Items listed in a dataset:
* Begin *
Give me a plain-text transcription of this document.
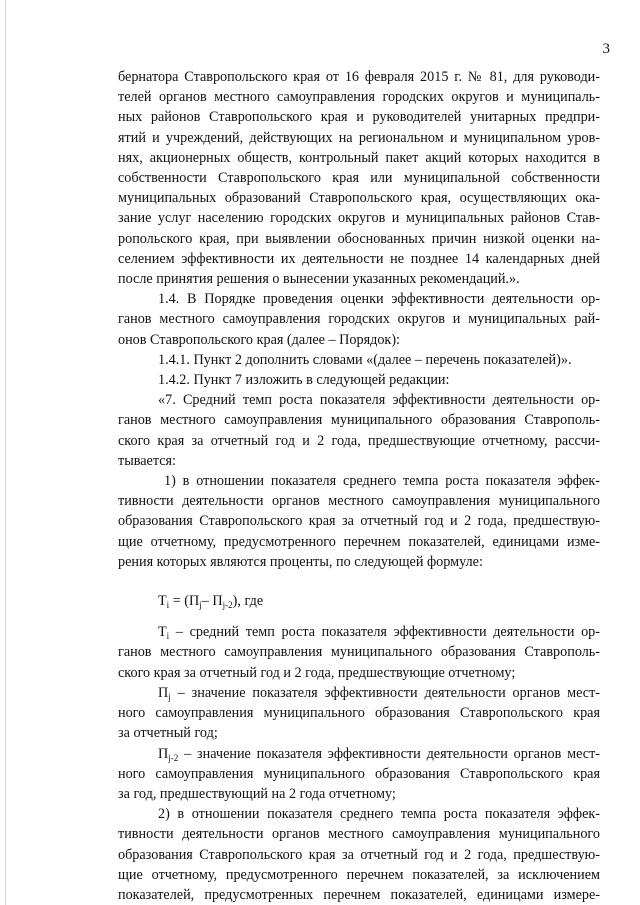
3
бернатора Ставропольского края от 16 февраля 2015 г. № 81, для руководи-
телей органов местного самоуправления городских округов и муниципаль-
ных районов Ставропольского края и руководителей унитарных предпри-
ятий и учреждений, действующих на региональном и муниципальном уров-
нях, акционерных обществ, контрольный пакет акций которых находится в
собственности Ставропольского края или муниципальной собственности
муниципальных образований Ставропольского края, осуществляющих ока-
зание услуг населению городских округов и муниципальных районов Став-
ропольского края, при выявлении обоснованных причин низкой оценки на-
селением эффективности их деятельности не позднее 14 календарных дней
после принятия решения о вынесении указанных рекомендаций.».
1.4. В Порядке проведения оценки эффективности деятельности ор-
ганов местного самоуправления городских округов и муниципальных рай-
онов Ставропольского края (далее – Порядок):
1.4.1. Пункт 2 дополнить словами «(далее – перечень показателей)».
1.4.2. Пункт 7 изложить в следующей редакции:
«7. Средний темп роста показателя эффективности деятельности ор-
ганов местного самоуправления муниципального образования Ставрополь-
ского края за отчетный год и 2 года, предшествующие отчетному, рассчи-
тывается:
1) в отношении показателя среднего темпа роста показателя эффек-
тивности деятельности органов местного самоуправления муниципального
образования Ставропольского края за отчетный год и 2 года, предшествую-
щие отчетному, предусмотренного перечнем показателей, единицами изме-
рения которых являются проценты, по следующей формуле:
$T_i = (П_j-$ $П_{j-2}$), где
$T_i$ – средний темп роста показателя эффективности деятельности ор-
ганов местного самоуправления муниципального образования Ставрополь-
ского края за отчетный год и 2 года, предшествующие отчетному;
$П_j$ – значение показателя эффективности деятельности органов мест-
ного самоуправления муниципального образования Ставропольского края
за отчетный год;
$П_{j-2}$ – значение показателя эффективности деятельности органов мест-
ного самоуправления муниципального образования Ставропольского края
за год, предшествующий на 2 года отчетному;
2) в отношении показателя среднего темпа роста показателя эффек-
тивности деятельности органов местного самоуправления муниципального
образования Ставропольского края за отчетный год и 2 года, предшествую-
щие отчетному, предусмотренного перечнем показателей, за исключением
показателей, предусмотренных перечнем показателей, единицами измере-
* End *
* Begin *
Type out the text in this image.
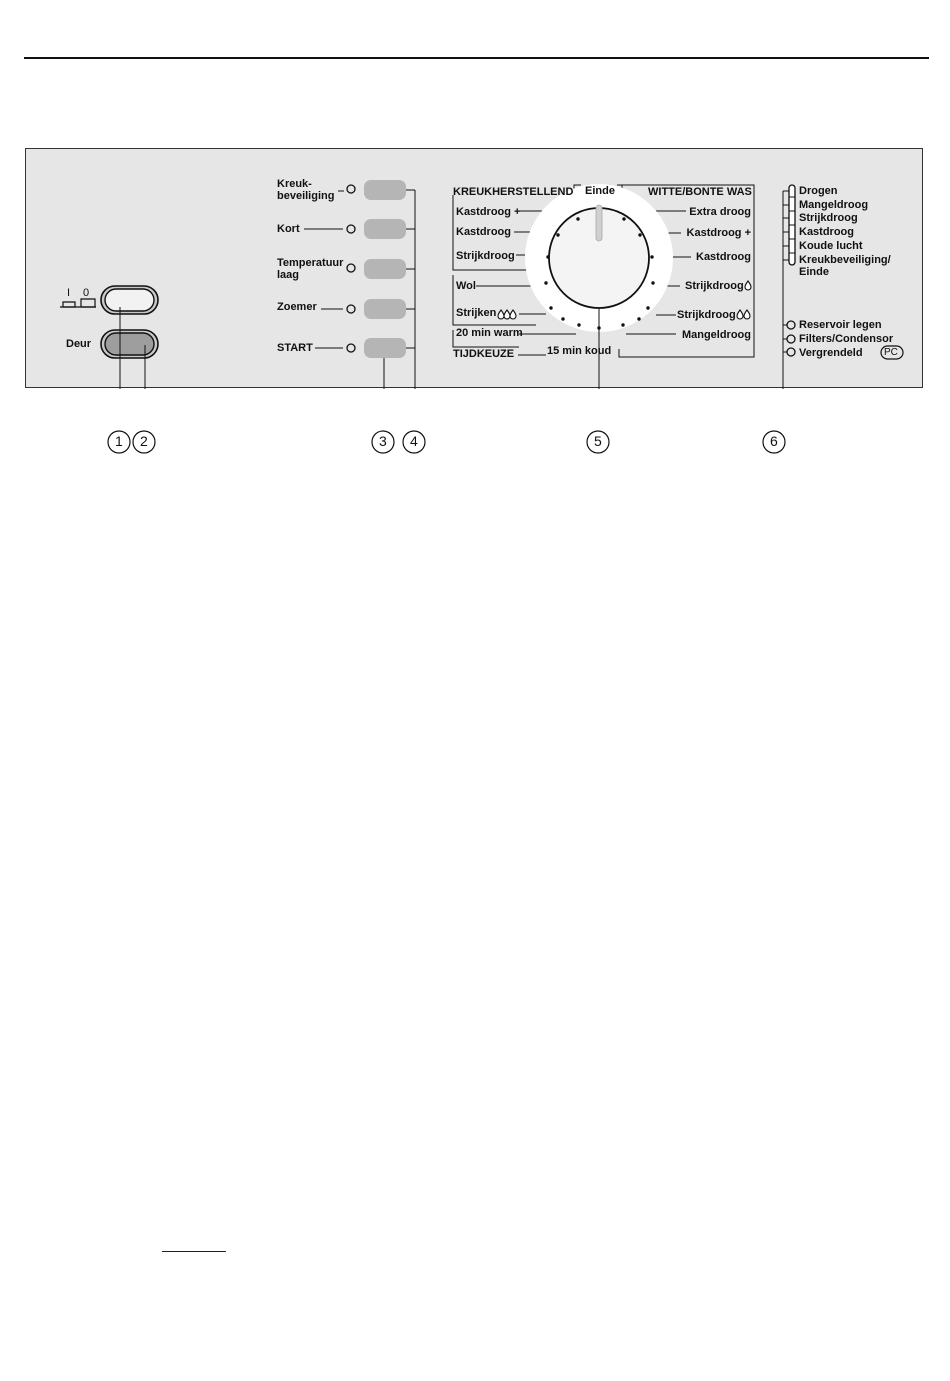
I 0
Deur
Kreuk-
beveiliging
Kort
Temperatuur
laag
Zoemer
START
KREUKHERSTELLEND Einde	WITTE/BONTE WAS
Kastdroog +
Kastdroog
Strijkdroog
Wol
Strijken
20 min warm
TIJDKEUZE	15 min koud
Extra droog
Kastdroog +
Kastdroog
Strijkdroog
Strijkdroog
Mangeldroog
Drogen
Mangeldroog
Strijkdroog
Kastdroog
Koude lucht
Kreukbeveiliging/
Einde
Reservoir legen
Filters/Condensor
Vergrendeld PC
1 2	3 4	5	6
* End *
- EXERCISE BRIEF:
Wherever "деятельности" shows up in a line, copy that line.

- WRITTEN SOLUTION:
селением эффективности их деятельности не позднее 14 календарных дней
1.4. В Порядке проведения оценки эффективности деятельности ор-
«7. Средний темп роста показателя эффективности деятельности ор-
тивности деятельности органов местного самоуправления муниципального
$T_i$ – средний темп роста показателя эффективности деятельности ор-
$П_j$ – значение показателя эффективности деятельности органов мест-
$П_{j-2}$ – значение показателя эффективности деятельности органов мест-
тивности деятельности органов местного самоуправления муниципального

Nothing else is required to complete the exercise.